## YOUR OBJECTIVE
Please copy the article below on American travel to Europe in full, word for word.

## SOURCE DOCUMENT
■ ■ ■ ■
Europe could receive more American travelers this year than the record 13.12 million set in 2000. In an upward trajectory since 2003, US arrivals in Europe climbed past 12 million, to 12.6 million in 2005—four percentage points from 2000, surpassing the European Travel Commission’s projected 12.4 million.
“It’s wonderful to see rising numbers for a third straight year,” said Conrad Van Tiggelen, ETC chairman. “While Europe is America’s favorite overseas destination with more than 40% of overseas travelers, we are always communicating new reasons to visit.”
Indeed, Europe’s popularity has stood steadfast in recent years despite the downturn in global travel following 2001, fluctuating exchange rates and competition from emerging destinations.
“For this generation in particular,” Van Tiggelen continued, “we try to show that Europe is a constantly evolving blend of culture, beauty and excitement, with some of the most cutting edge travel trends.”
“Europe hopping” is the latest trend—mixing countries in unusual ways, thanks to Europe’s 50 low-cost airlines. Fly from Barcelona to Bratislava for euro 100, for example, Berlin to Belfast for euro 35, or Glasgow to Krakow for euro 20. The ETC website ( http://www.visiteurope.com/ ) has a search engine with 500 flight connections.
Film tourism has taken off in the wake of blockbuster movies, and this year brings the huge Da Vinci Code movie. France, Britain and Scotland have teamed up with Eurostar, the high-speed train connecting Paris and London, to offer Da Vinci Code travels and an online promotion ( http://www.jointhequest.com/ ) with extraordinary prizes including free lifetime travel Eurostar and accommodations for five years at the Ritz Hotel in Paris and Claridge’s in London.
■ ■ ■ ■
(Layout region records)
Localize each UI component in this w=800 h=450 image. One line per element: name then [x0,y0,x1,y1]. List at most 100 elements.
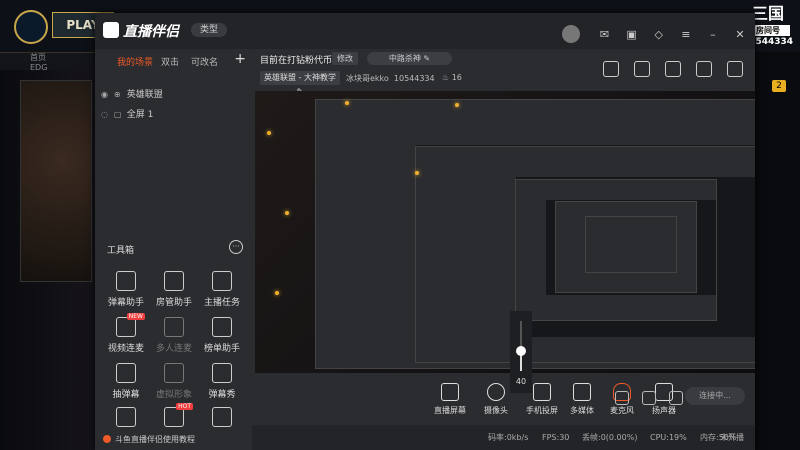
tool-label: 虚拟形象 [155,390,192,400]
volume-slider[interactable]: 40 [510,311,532,393]
connecting-button[interactable]: 连接中... [685,387,745,405]
tool-more-3[interactable] [197,407,247,429]
ember [285,211,289,215]
toolbox-more-icon[interactable]: ··· [229,240,243,254]
multi-link-icon [164,317,184,337]
hot-value: 16 [451,73,462,82]
stream-info-header: 目前在打钻粉代币 修改 中路杀神 ✎ 英雄联盟 - 大神教学 ✎ 冰块哥ekko… [252,49,755,96]
add-scene-button[interactable]: + [234,51,246,67]
danmu-show-icon [212,363,232,383]
tool-draw-danmu[interactable]: 抽弹幕 [101,363,151,409]
source-row[interactable]: ◌ ▢ 全屏 1 [101,107,251,123]
settings-icon[interactable] [669,391,684,405]
tool-danmu-show[interactable]: 弹幕秀 [197,363,247,409]
source-row[interactable]: ◉ ⊕ 英雄联盟 [101,87,251,103]
fps: FPS:30 [542,433,570,442]
dropped-frames: 丢帧:0(0.00%) [582,433,638,442]
tool-label: 多人连麦 [155,344,192,354]
ember [455,103,459,107]
camera-icon [487,383,505,401]
category-label: 英雄联盟 - 大神教学 [264,73,336,82]
screen-capture-button[interactable]: 直播屏幕 [428,383,472,416]
source-label: 英雄联盟 [126,90,163,100]
rank-pill[interactable]: 中路杀神 ✎ [367,52,452,65]
tool-more-1[interactable] [101,407,151,429]
shirt-icon[interactable]: ◇ [652,28,666,42]
tool-label: 弹幕秀 [208,390,236,400]
tool-video-link[interactable]: NEW 视频连麦 [101,313,151,363]
tool-label: 视频连麦 [107,344,144,354]
left-panel: 我的场景 双击 可改名 + ◉ ⊕ 英雄联盟 ◌ ▢ 全屏 1 工具箱 ··· … [95,49,252,450]
hot-count: ♨ 16 [442,73,462,82]
new-tag: NEW [126,313,145,320]
tool-label: 弹幕助手 [107,298,144,308]
fullscreen-icon[interactable]: ▢ [114,110,124,119]
task-icon [212,271,232,291]
tool-label: 房管助手 [155,298,192,308]
tutorial-label: 斗鱼直播伴侣使用教程 [115,435,195,444]
header-icons [593,61,743,81]
category-pill[interactable]: 英雄联盟 - 大神教学 ✎ [260,71,340,96]
bell-icon[interactable] [695,61,712,77]
scene-tabs: 我的场景 双击 可改名 + [95,49,252,71]
eye-icon[interactable]: ◉ [101,90,111,99]
stream-title: 目前在打钻粉代币 [260,56,333,66]
champion-art [20,80,92,282]
tool-label: 主播任务 [203,298,240,308]
rank-label: 中路杀神 [388,54,421,63]
titlebar-icons: ✉ ▣ ◇ ≡ – ✕ [562,23,747,43]
tool-room-admin[interactable]: 房管助手 [149,271,199,317]
gift-icon[interactable]: ▣ [625,28,639,42]
lock-icon[interactable] [633,61,650,77]
phone-icon [533,383,551,401]
ember [415,171,419,175]
mail-icon[interactable]: ✉ [598,28,612,42]
bitrate: 码率:0kb/s [488,433,529,442]
nav-home[interactable]: 首页 [30,52,46,63]
video-link-icon [116,317,136,337]
tool-danmu-helper[interactable]: 弹幕助手 [101,271,151,317]
tool-host-task[interactable]: 主播任务 [197,271,247,317]
avatar[interactable] [562,24,581,43]
tool-multi-link[interactable]: 多人连麦 [149,317,199,363]
media-icon [573,383,591,401]
tutorial-link[interactable]: 斗鱼直播伴侣使用教程 [95,429,252,450]
tool-label: 抽弹幕 [112,390,140,400]
admin-icon [164,271,184,291]
room-number: 10544334 [393,74,435,83]
streamer-name: 冰块哥ekko [346,74,389,83]
media-button[interactable]: 多媒体 [560,383,604,416]
edit-title-button[interactable]: 修改 [332,52,358,65]
tool-icon [164,407,184,427]
preview-eye-icon[interactable] [642,391,657,405]
tab-double-click[interactable]: 双击 [161,55,179,68]
tool-more-2[interactable]: HOT [149,403,199,429]
room-info: 冰块哥ekko 10544334 [346,73,435,84]
danmu-icon [116,271,136,291]
volume-knob[interactable] [516,346,526,356]
status-bar: 码率:0kb/s FPS:30 丢帧:0(0.00%) CPU:19% 内存:5… [252,425,755,450]
tab-rename[interactable]: 可改名 [191,55,218,68]
control-label: 摄像头 [484,406,508,415]
share-icon[interactable] [727,61,743,77]
ember [267,131,271,135]
menu-icon[interactable]: ≡ [679,28,693,42]
draw-danmu-icon [116,363,136,383]
tab-my-scenes[interactable]: 我的场景 [117,55,153,68]
lol-logo [14,10,48,44]
layout-icon[interactable] [664,61,681,77]
nested-window-5 [585,216,677,273]
record-icon[interactable] [615,391,629,405]
ranking-icon [212,317,232,337]
preview-canvas[interactable] [255,91,755,373]
gift-box-icon[interactable] [602,61,619,77]
tool-ranking[interactable]: 榜单助手 [197,317,247,363]
type-pill[interactable]: 类型 [191,23,227,37]
minimize-icon[interactable]: – [706,28,720,42]
extra-controls [615,390,691,409]
hot-tag: HOT [176,403,193,410]
ember [275,291,279,295]
eye-hidden-icon[interactable]: ◌ [101,110,111,119]
close-icon[interactable]: ✕ [733,28,747,42]
lock-icon[interactable]: ⊕ [114,90,124,99]
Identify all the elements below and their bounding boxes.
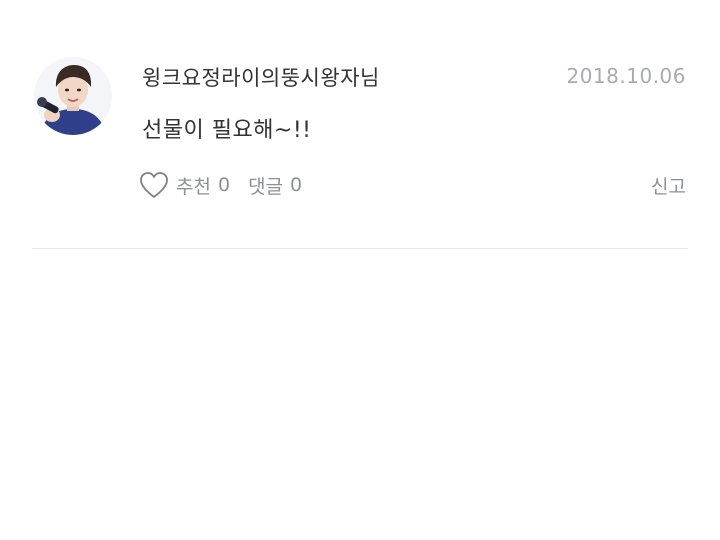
user-avatar[interactable]	[34, 57, 112, 135]
divider	[32, 248, 688, 249]
post-actions: 추천 0 댓글 0	[138, 168, 302, 202]
like-label: 추천	[176, 175, 211, 198]
comment-post: 윙크요정라이의뚱시왕자님 2018.10.06 선물이 필요해~!! 추천 0 …	[0, 0, 720, 250]
post-message: 선물이 필요해~!!	[142, 118, 312, 143]
heart-outline-icon[interactable]	[138, 170, 170, 200]
username[interactable]: 윙크요정라이의뚱시왕자님	[142, 62, 380, 92]
avatar-photo-icon	[34, 57, 112, 135]
comment-label: 댓글	[248, 175, 284, 198]
report-button[interactable]: 신고	[651, 172, 686, 199]
comment-button[interactable]: 댓글 0	[248, 172, 302, 199]
comment-count: 0	[290, 174, 303, 196]
post-date: 2018.10.06	[566, 64, 686, 88]
like-count: 0	[217, 174, 231, 196]
page: 윙크요정라이의뚱시왕자님 2018.10.06 선물이 필요해~!! 추천 0 …	[0, 0, 720, 540]
like-button[interactable]: 추천 0	[138, 170, 230, 200]
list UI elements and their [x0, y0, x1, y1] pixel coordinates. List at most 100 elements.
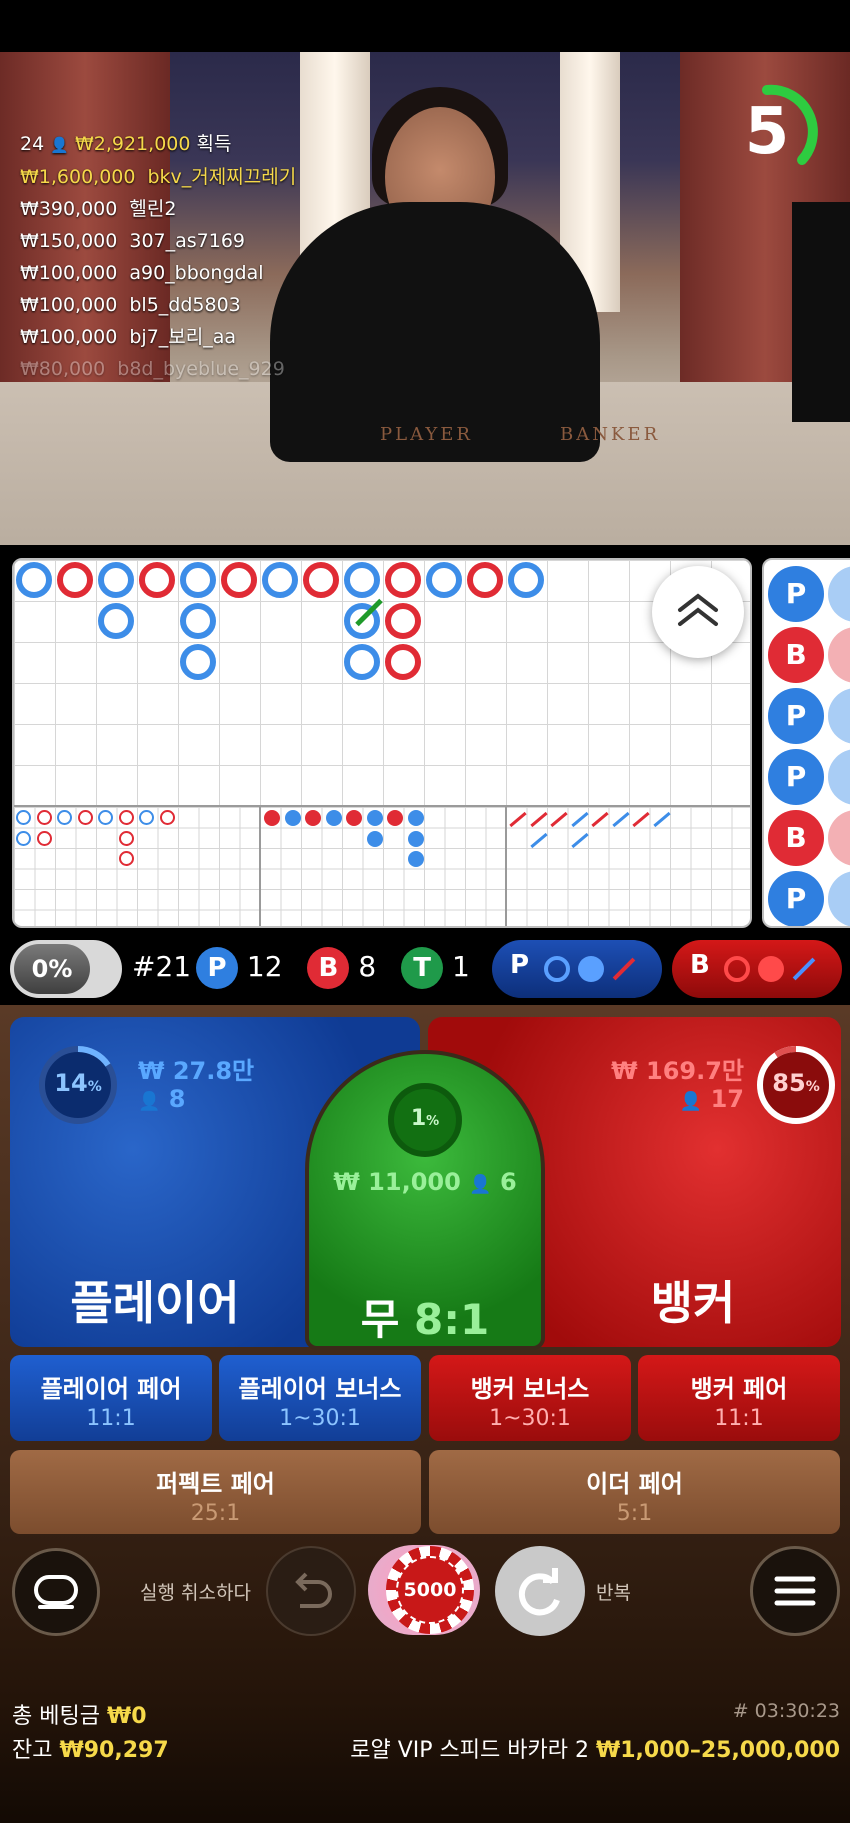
divider [505, 807, 507, 926]
chat-icon [34, 1575, 78, 1609]
banker-bonus-bet[interactable]: 뱅커 보너스 1~30:1 [429, 1355, 631, 1441]
progress-value: 0% [14, 944, 90, 994]
tie-bet-spot[interactable]: 1% ₩ 11,000 👤 6 무 8:1 [305, 1050, 545, 1350]
player-count: 12 [246, 950, 283, 983]
dot-icon [578, 956, 604, 982]
player-mark [508, 562, 544, 598]
side-bet-label: 플레이어 보너스 [238, 1375, 402, 1403]
chat-button[interactable] [12, 1548, 100, 1636]
small-road-mark [118, 830, 134, 846]
faded-result [828, 810, 850, 866]
banker-mark [221, 562, 257, 598]
player-mark [98, 603, 134, 639]
side-bet-label: 뱅커 페어 [690, 1375, 788, 1403]
winner-name: 307_as7169 [129, 230, 246, 252]
winner-name: bkv_거제찌끄레기 [147, 166, 297, 188]
small-road-mark [16, 810, 31, 825]
winner-amount: ₩390,000 [20, 198, 118, 220]
winner-amount: ₩80,000 [20, 358, 106, 380]
chip-stack[interactable]: 5000 [368, 1545, 480, 1635]
player-mark [180, 603, 216, 639]
perfect-pair-bet[interactable]: 퍼펙트 페어 25:1 [10, 1450, 421, 1534]
banker-prediction-button[interactable]: B [672, 940, 842, 998]
small-road-mark [77, 810, 93, 825]
tie-bet-amount: ₩ 11,000 👤 6 [333, 1168, 517, 1196]
banker-mark [385, 603, 421, 639]
banker-result-badge: B [768, 810, 824, 866]
divider [259, 807, 261, 926]
menu-button[interactable] [750, 1546, 840, 1636]
player-mark [426, 562, 462, 598]
player-badge: P [196, 947, 238, 989]
banker-percent: 85% [772, 1069, 820, 1097]
bead-dot-mark [325, 810, 342, 826]
banker-pair-bet[interactable]: 뱅커 페어 11:1 [638, 1355, 840, 1441]
player-mark [16, 562, 52, 598]
player-user-count: 👤 8 [138, 1085, 186, 1113]
player-result-badge: P [768, 749, 824, 805]
user-icon: 👤 [138, 1091, 161, 1112]
expand-roadmap-button[interactable] [652, 566, 744, 658]
winner-row: ₩150,000 307_as7169 [20, 225, 296, 257]
side-bet-odds: 1~30:1 [279, 1406, 361, 1431]
winner-row: ₩80,000 b8d_byeblue_929 [20, 353, 296, 385]
undo-icon [295, 1572, 332, 1608]
banker-user-count: 👤 17 [679, 1085, 744, 1113]
player-bonus-bet[interactable]: 플레이어 보너스 1~30:1 [219, 1355, 421, 1441]
small-road-mark [118, 851, 134, 866]
winner-row: ₩100,000 a90_bbongdal [20, 257, 296, 289]
perfect-pair-odds: 25:1 [190, 1501, 241, 1526]
user-icon: 👤 [679, 1091, 703, 1112]
dealer [270, 202, 600, 462]
balance: 잔고 ₩90,297 [12, 1732, 169, 1764]
small-road-grid [14, 807, 750, 926]
undo-label: 실행 취소하다 [140, 1582, 251, 1604]
bead-dot-mark [264, 810, 280, 826]
tie-percent: 1% [410, 1106, 440, 1131]
chip: 5000 [386, 1546, 474, 1634]
either-pair-bet[interactable]: 이더 페어 5:1 [429, 1450, 840, 1534]
bead-dot-mark [387, 810, 403, 826]
ring-icon [544, 956, 570, 982]
banker-mark [139, 562, 175, 598]
small-road-mark [16, 830, 31, 846]
bead-dot-mark [407, 851, 424, 867]
player-mark [180, 562, 216, 598]
small-road-mark [57, 810, 72, 825]
repeat-icon [518, 1568, 560, 1616]
slash-icon [792, 957, 816, 981]
bead-dot-mark [366, 830, 383, 847]
total-bet-value: ₩0 [106, 1704, 147, 1729]
player-mark [344, 562, 380, 598]
player-pair-bet[interactable]: 플레이어 페어 11:1 [10, 1355, 212, 1441]
winner-amount: ₩100,000 [20, 326, 118, 348]
winner-amount: ₩150,000 [20, 230, 118, 252]
progress-toggle[interactable]: 0% [10, 940, 122, 998]
ring-icon [724, 956, 750, 982]
win-label: 획득 [196, 133, 232, 155]
repeat-button[interactable] [495, 1546, 585, 1636]
banker-mark [57, 562, 93, 598]
round-number: #21 [132, 950, 192, 983]
repeat-label: 반복 [596, 1582, 631, 1604]
faded-result [828, 566, 850, 622]
player-percent: 14% [54, 1069, 102, 1097]
round-id: # 03:30:23 [732, 1700, 840, 1722]
player-prediction-button[interactable]: P [492, 940, 662, 998]
bead-road[interactable]: PBPPBP [762, 558, 850, 928]
small-road-mark [139, 810, 154, 825]
small-road-mark [36, 810, 52, 825]
bet-limits: ₩1,000–25,000,000 [595, 1738, 840, 1763]
chip-value: 5000 [396, 1556, 464, 1624]
banker-mark [303, 562, 339, 598]
faded-result [828, 627, 850, 683]
faded-result [828, 871, 850, 926]
slash-icon [612, 957, 636, 981]
winner-row: ₩100,000 bj7_보리_aa [20, 321, 296, 353]
tie-odds: 8:1 [414, 1295, 490, 1344]
either-pair-odds: 5:1 [616, 1501, 653, 1526]
side-bet-odds: 11:1 [86, 1406, 136, 1431]
roadmap-board[interactable] [12, 558, 752, 928]
player-mark [262, 562, 298, 598]
undo-button[interactable] [266, 1546, 356, 1636]
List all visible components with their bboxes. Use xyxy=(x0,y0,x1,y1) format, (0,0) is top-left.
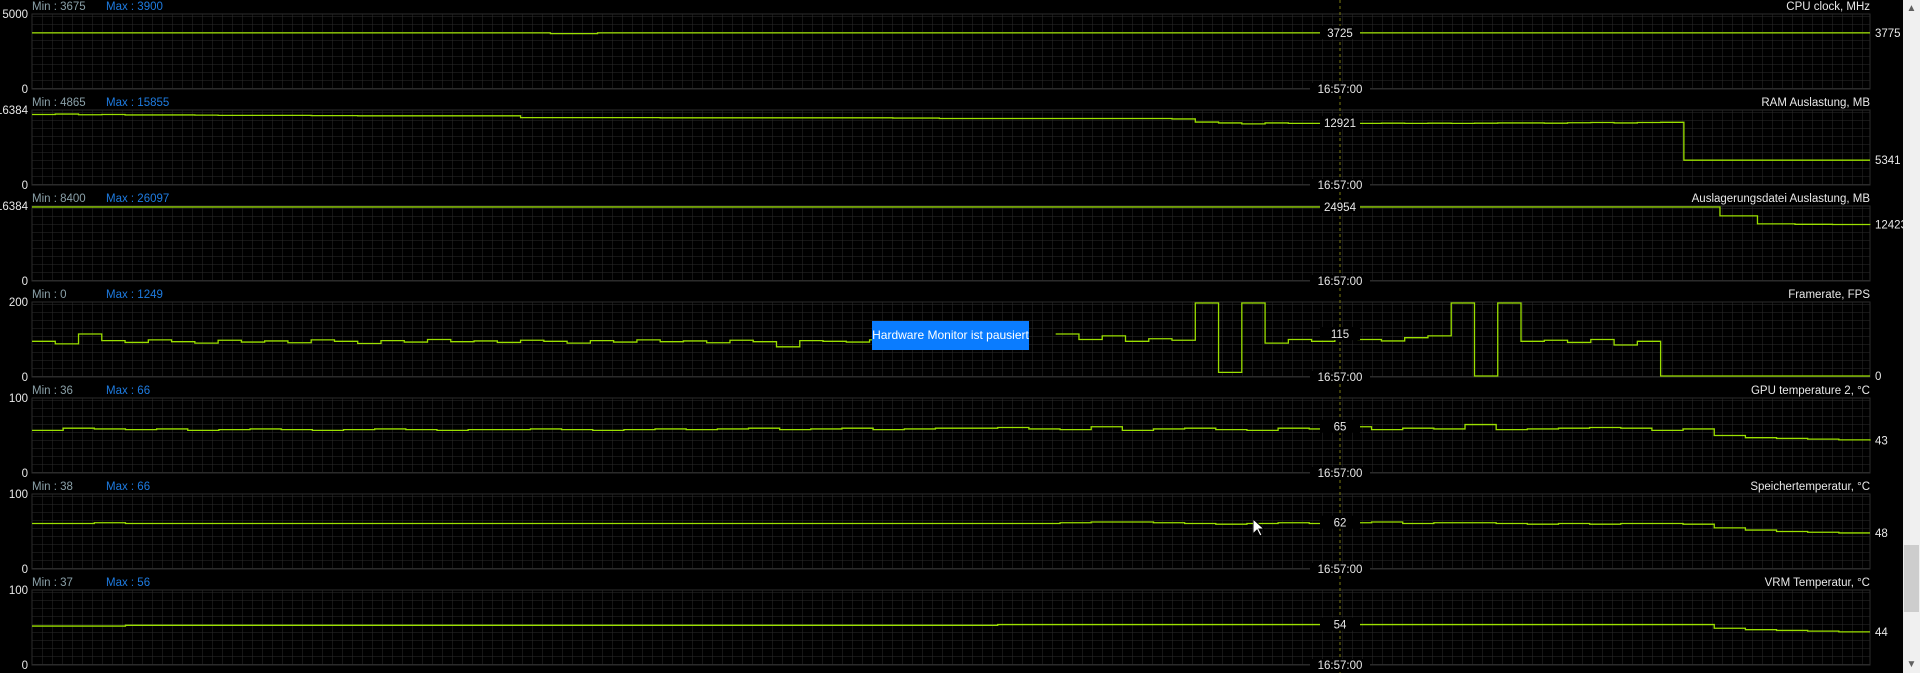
■ ■ ■ ■
## TASK SOLUTION
Europe could receive more American travelers this year than the record 13.12 million set in 2000. In an upward trajectory since 2003, US arrivals in Europe climbed past 12 million, to 12.6 million in 2005—four percentage points from 2000, surpassing the European Travel Commission’s projected 12.4 million.
“It’s wonderful to see rising numbers for a third straight year,” said Conrad Van Tiggelen, ETC chairman. “While Europe is America’s favorite overseas destination with more than 40% of overseas travelers, we are always communicating new reasons to visit.”
Indeed, Europe’s popularity has stood steadfast in recent years despite the downturn in global travel following 2001, fluctuating exchange rates and competition from emerging destinations.
“For this generation in particular,” Van Tiggelen continued, “we try to show that Europe is a constantly evolving blend of culture, beauty and excitement, with some of the most cutting edge travel trends.”
“Europe hopping” is the latest trend—mixing countries in unusual ways, thanks to Europe’s 50 low-cost airlines. Fly from Barcelona to Bratislava for euro 100, for example, Berlin to Belfast for euro 35, or Glasgow to Krakow for euro 20. The ETC website ( http://www.visiteurope.com/ ) has a search engine with 500 flight connections.
Film tourism has taken off in the wake of blockbuster movies, and this year brings the huge Da Vinci Code movie. France, Britain and Scotland have teamed up with Eurostar, the high-speed train connecting Paris and London, to offer Da Vinci Code travels and an online promotion ( http://www.jointhequest.com/ ) with extraordinary prizes including free lifetime travel Eurostar and accommodations for five years at the Ritz Hotel in Paris and Claridge’s in London.